Figure content listings:
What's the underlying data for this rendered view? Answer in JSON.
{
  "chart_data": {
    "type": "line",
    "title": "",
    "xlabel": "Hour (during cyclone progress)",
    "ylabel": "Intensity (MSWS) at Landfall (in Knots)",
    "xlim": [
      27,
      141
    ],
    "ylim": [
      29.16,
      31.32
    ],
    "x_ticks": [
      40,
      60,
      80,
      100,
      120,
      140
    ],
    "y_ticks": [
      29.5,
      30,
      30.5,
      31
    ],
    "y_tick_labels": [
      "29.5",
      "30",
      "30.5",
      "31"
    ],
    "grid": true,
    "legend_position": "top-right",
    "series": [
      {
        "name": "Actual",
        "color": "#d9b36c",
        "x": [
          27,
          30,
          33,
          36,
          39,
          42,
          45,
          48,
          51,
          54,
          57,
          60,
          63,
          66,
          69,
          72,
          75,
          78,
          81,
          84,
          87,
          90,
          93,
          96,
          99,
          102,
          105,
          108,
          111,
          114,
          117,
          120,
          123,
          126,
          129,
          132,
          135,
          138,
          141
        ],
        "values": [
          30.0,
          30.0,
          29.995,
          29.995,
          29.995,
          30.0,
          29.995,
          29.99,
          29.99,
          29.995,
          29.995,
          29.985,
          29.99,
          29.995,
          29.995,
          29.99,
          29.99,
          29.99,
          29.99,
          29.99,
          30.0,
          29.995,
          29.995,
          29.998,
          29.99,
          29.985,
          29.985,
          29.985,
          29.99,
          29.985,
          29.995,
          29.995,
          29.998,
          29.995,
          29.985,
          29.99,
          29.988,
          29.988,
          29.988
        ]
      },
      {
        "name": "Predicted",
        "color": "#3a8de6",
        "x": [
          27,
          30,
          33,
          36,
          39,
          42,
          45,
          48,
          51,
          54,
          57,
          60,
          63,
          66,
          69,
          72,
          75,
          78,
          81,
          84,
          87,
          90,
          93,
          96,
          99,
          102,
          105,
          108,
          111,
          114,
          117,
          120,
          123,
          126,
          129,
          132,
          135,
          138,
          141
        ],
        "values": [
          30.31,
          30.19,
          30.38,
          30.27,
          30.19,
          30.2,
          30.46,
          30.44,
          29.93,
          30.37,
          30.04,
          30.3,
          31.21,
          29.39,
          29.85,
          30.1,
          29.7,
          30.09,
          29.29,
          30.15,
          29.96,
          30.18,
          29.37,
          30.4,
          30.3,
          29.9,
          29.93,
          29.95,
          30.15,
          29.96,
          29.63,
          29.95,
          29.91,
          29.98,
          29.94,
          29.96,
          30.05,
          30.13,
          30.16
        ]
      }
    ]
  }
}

WHAT THE EXERCISE ASKS: Give back all the records exactly as they stand.

THE ANSWER:
What's the underlying data for this rendered view? Answer in JSON.
{
  "chart_data": {
    "type": "line",
    "title": "",
    "xlabel": "Hour (during cyclone progress)",
    "ylabel": "Intensity (MSWS) at Landfall (in Knots)",
    "xlim": [
      27,
      141
    ],
    "ylim": [
      29.16,
      31.32
    ],
    "x_ticks": [
      40,
      60,
      80,
      100,
      120,
      140
    ],
    "y_ticks": [
      29.5,
      30,
      30.5,
      31
    ],
    "y_tick_labels": [
      "29.5",
      "30",
      "30.5",
      "31"
    ],
    "grid": true,
    "legend_position": "top-right",
    "series": [
      {
        "name": "Actual",
        "color": "#d9b36c",
        "x": [
          27,
          30,
          33,
          36,
          39,
          42,
          45,
          48,
          51,
          54,
          57,
          60,
          63,
          66,
          69,
          72,
          75,
          78,
          81,
          84,
          87,
          90,
          93,
          96,
          99,
          102,
          105,
          108,
          111,
          114,
          117,
          120,
          123,
          126,
          129,
          132,
          135,
          138,
          141
        ],
        "values": [
          30.0,
          30.0,
          29.995,
          29.995,
          29.995,
          30.0,
          29.995,
          29.99,
          29.99,
          29.995,
          29.995,
          29.985,
          29.99,
          29.995,
          29.995,
          29.99,
          29.99,
          29.99,
          29.99,
          29.99,
          30.0,
          29.995,
          29.995,
          29.998,
          29.99,
          29.985,
          29.985,
          29.985,
          29.99,
          29.985,
          29.995,
          29.995,
          29.998,
          29.995,
          29.985,
          29.99,
          29.988,
          29.988,
          29.988
        ]
      },
      {
        "name": "Predicted",
        "color": "#3a8de6",
        "x": [
          27,
          30,
          33,
          36,
          39,
          42,
          45,
          48,
          51,
          54,
          57,
          60,
          63,
          66,
          69,
          72,
          75,
          78,
          81,
          84,
          87,
          90,
          93,
          96,
          99,
          102,
          105,
          108,
          111,
          114,
          117,
          120,
          123,
          126,
          129,
          132,
          135,
          138,
          141
        ],
        "values": [
          30.31,
          30.19,
          30.38,
          30.27,
          30.19,
          30.2,
          30.46,
          30.44,
          29.93,
          30.37,
          30.04,
          30.3,
          31.21,
          29.39,
          29.85,
          30.1,
          29.7,
          30.09,
          29.29,
          30.15,
          29.96,
          30.18,
          29.37,
          30.4,
          30.3,
          29.9,
          29.93,
          29.95,
          30.15,
          29.96,
          29.63,
          29.95,
          29.91,
          29.98,
          29.94,
          29.96,
          30.05,
          30.13,
          30.16
        ]
      }
    ]
  }
}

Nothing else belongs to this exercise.